**What to produce:**
Reproduce the data exactly.
------ Data supplied
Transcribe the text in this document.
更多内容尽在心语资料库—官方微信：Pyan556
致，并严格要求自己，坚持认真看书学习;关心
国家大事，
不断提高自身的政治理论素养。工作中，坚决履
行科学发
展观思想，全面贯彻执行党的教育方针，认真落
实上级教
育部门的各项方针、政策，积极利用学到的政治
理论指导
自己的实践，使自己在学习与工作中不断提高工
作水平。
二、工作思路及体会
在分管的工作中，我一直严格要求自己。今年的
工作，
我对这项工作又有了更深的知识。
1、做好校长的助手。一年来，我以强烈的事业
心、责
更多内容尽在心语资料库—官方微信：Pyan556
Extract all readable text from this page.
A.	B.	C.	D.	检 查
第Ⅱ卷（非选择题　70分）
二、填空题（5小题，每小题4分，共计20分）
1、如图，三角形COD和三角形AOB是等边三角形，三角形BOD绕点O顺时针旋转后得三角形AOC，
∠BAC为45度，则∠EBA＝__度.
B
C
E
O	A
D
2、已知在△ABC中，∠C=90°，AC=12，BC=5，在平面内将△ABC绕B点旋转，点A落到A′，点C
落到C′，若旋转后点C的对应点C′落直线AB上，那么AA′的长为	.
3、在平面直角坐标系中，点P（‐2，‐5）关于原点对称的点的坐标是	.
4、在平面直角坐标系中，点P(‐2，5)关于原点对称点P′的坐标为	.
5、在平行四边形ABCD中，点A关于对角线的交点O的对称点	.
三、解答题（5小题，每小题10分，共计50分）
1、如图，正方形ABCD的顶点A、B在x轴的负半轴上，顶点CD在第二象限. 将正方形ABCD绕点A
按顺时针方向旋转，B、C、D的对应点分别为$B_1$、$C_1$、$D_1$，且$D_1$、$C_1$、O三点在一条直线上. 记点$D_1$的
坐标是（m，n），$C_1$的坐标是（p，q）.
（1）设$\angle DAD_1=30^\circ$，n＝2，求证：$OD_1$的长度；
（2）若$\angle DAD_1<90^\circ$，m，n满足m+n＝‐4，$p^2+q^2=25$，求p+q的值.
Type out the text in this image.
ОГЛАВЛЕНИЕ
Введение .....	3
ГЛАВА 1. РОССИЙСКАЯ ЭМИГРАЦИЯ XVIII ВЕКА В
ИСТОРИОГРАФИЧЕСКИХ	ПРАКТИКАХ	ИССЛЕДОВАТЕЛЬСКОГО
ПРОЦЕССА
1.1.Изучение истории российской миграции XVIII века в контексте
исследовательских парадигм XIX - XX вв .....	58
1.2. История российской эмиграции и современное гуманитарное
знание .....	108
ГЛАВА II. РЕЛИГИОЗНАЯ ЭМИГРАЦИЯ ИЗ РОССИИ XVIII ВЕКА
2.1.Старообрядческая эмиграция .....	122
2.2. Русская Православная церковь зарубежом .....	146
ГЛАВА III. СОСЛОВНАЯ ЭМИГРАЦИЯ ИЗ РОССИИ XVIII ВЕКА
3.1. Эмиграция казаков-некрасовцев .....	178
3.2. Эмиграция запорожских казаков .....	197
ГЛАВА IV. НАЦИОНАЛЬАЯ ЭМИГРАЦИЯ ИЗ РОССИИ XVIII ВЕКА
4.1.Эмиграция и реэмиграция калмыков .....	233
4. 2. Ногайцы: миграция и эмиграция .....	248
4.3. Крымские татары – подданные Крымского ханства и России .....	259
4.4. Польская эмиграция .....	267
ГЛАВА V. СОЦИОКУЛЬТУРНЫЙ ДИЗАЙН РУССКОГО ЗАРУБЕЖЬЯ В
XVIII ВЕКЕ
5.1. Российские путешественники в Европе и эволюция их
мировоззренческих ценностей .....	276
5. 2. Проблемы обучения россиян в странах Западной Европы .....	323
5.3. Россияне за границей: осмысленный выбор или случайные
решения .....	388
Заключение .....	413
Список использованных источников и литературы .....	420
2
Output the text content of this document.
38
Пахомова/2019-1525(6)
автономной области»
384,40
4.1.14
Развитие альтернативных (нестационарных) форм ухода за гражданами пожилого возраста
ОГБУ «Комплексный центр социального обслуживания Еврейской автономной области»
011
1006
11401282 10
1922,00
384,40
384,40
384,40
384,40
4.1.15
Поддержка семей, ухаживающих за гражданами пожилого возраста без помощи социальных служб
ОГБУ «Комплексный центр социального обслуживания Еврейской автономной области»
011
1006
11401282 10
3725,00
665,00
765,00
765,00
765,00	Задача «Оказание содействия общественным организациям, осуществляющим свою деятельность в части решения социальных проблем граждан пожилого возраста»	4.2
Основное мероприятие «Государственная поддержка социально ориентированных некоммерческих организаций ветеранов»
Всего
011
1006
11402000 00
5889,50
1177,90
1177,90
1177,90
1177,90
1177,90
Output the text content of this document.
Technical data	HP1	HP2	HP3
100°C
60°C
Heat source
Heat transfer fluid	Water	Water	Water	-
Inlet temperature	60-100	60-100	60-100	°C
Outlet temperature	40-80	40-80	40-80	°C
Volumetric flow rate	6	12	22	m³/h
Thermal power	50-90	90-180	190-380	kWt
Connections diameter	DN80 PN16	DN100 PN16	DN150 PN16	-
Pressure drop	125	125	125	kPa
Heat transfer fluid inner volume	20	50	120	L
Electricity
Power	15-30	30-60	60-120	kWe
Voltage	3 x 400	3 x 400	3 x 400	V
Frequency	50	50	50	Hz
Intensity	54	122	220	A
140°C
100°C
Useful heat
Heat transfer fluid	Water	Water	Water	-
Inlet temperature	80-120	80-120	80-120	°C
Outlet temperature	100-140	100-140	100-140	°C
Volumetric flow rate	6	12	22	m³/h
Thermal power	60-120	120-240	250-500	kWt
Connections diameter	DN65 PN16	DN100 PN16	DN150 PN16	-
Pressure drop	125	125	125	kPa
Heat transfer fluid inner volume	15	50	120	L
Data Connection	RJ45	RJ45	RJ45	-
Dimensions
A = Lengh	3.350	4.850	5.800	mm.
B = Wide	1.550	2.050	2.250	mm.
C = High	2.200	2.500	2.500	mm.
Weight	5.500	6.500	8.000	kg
------------
**Response to the task:**
Transcribe the text in this document.
更多内容尽在心语资料库—官方微信：Pyan556
致，并严格要求自己，坚持认真看书学习;关心
国家大事，
不断提高自身的政治理论素养。工作中，坚决履
行科学发
展观思想，全面贯彻执行党的教育方针，认真落
实上级教
育部门的各项方针、政策，积极利用学到的政治
理论指导
自己的实践，使自己在学习与工作中不断提高工
作水平。
二、工作思路及体会
在分管的工作中，我一直严格要求自己。今年的
工作，
我对这项工作又有了更深的知识。
1、做好校长的助手。一年来，我以强烈的事业
心、责
更多内容尽在心语资料库—官方微信：Pyan556
Extract all readable text from this page.
A.	B.	C.	D.	检 查
第Ⅱ卷（非选择题　70分）
二、填空题（5小题，每小题4分，共计20分）
1、如图，三角形COD和三角形AOB是等边三角形，三角形BOD绕点O顺时针旋转后得三角形AOC，
∠BAC为45度，则∠EBA＝__度.
B
C
E
O	A
D
2、已知在△ABC中，∠C=90°，AC=12，BC=5，在平面内将△ABC绕B点旋转，点A落到A′，点C
落到C′，若旋转后点C的对应点C′落直线AB上，那么AA′的长为	.
3、在平面直角坐标系中，点P（‐2，‐5）关于原点对称的点的坐标是	.
4、在平面直角坐标系中，点P(‐2，5)关于原点对称点P′的坐标为	.
5、在平行四边形ABCD中，点A关于对角线的交点O的对称点	.
三、解答题（5小题，每小题10分，共计50分）
1、如图，正方形ABCD的顶点A、B在x轴的负半轴上，顶点CD在第二象限. 将正方形ABCD绕点A
按顺时针方向旋转，B、C、D的对应点分别为$B_1$、$C_1$、$D_1$，且$D_1$、$C_1$、O三点在一条直线上. 记点$D_1$的
坐标是（m，n），$C_1$的坐标是（p，q）.
（1）设$\angle DAD_1=30^\circ$，n＝2，求证：$OD_1$的长度；
（2）若$\angle DAD_1<90^\circ$，m，n满足m+n＝‐4，$p^2+q^2=25$，求p+q的值.
Type out the text in this image.
ОГЛАВЛЕНИЕ
Введение .....	3
ГЛАВА 1. РОССИЙСКАЯ ЭМИГРАЦИЯ XVIII ВЕКА В
ИСТОРИОГРАФИЧЕСКИХ	ПРАКТИКАХ	ИССЛЕДОВАТЕЛЬСКОГО
ПРОЦЕССА
1.1.Изучение истории российской миграции XVIII века в контексте
исследовательских парадигм XIX - XX вв .....	58
1.2. История российской эмиграции и современное гуманитарное
знание .....	108
ГЛАВА II. РЕЛИГИОЗНАЯ ЭМИГРАЦИЯ ИЗ РОССИИ XVIII ВЕКА
2.1.Старообрядческая эмиграция .....	122
2.2. Русская Православная церковь зарубежом .....	146
ГЛАВА III. СОСЛОВНАЯ ЭМИГРАЦИЯ ИЗ РОССИИ XVIII ВЕКА
3.1. Эмиграция казаков-некрасовцев .....	178
3.2. Эмиграция запорожских казаков .....	197
ГЛАВА IV. НАЦИОНАЛЬАЯ ЭМИГРАЦИЯ ИЗ РОССИИ XVIII ВЕКА
4.1.Эмиграция и реэмиграция калмыков .....	233
4. 2. Ногайцы: миграция и эмиграция .....	248
4.3. Крымские татары – подданные Крымского ханства и России .....	259
4.4. Польская эмиграция .....	267
ГЛАВА V. СОЦИОКУЛЬТУРНЫЙ ДИЗАЙН РУССКОГО ЗАРУБЕЖЬЯ В
XVIII ВЕКЕ
5.1. Российские путешественники в Европе и эволюция их
мировоззренческих ценностей .....	276
5. 2. Проблемы обучения россиян в странах Западной Европы .....	323
5.3. Россияне за границей: осмысленный выбор или случайные
решения .....	388
Заключение .....	413
Список использованных источников и литературы .....	420
2
Output the text content of this document.
38
Пахомова/2019-1525(6)
автономной области»
384,40
4.1.14
Развитие альтернативных (нестационарных) форм ухода за гражданами пожилого возраста
ОГБУ «Комплексный центр социального обслуживания Еврейской автономной области»
011
1006
11401282 10
1922,00
384,40
384,40
384,40
384,40
4.1.15
Поддержка семей, ухаживающих за гражданами пожилого возраста без помощи социальных служб
ОГБУ «Комплексный центр социального обслуживания Еврейской автономной области»
011
1006
11401282 10
3725,00
665,00
765,00
765,00
765,00	Задача «Оказание содействия общественным организациям, осуществляющим свою деятельность в части решения социальных проблем граждан пожилого возраста»	4.2
Основное мероприятие «Государственная поддержка социально ориентированных некоммерческих организаций ветеранов»
Всего
011
1006
11402000 00
5889,50
1177,90
1177,90
1177,90
1177,90
1177,90
Output the text content of this document.
Technical data	HP1	HP2	HP3
100°C
60°C
Heat source
Heat transfer fluid	Water	Water	Water	-
Inlet temperature	60-100	60-100	60-100	°C
Outlet temperature	40-80	40-80	40-80	°C
Volumetric flow rate	6	12	22	m³/h
Thermal power	50-90	90-180	190-380	kWt
Connections diameter	DN80 PN16	DN100 PN16	DN150 PN16	-
Pressure drop	125	125	125	kPa
Heat transfer fluid inner volume	20	50	120	L
Electricity
Power	15-30	30-60	60-120	kWe
Voltage	3 x 400	3 x 400	3 x 400	V
Frequency	50	50	50	Hz
Intensity	54	122	220	A
140°C
100°C
Useful heat
Heat transfer fluid	Water	Water	Water	-
Inlet temperature	80-120	80-120	80-120	°C
Outlet temperature	100-140	100-140	100-140	°C
Volumetric flow rate	6	12	22	m³/h
Thermal power	60-120	120-240	250-500	kWt
Connections diameter	DN65 PN16	DN100 PN16	DN150 PN16	-
Pressure drop	125	125	125	kPa
Heat transfer fluid inner volume	15	50	120	L
Data Connection	RJ45	RJ45	RJ45	-
Dimensions
A = Lengh	3.350	4.850	5.800	mm.
B = Wide	1.550	2.050	2.250	mm.
C = High	2.200	2.500	2.500	mm.
Weight	5.500	6.500	8.000	kg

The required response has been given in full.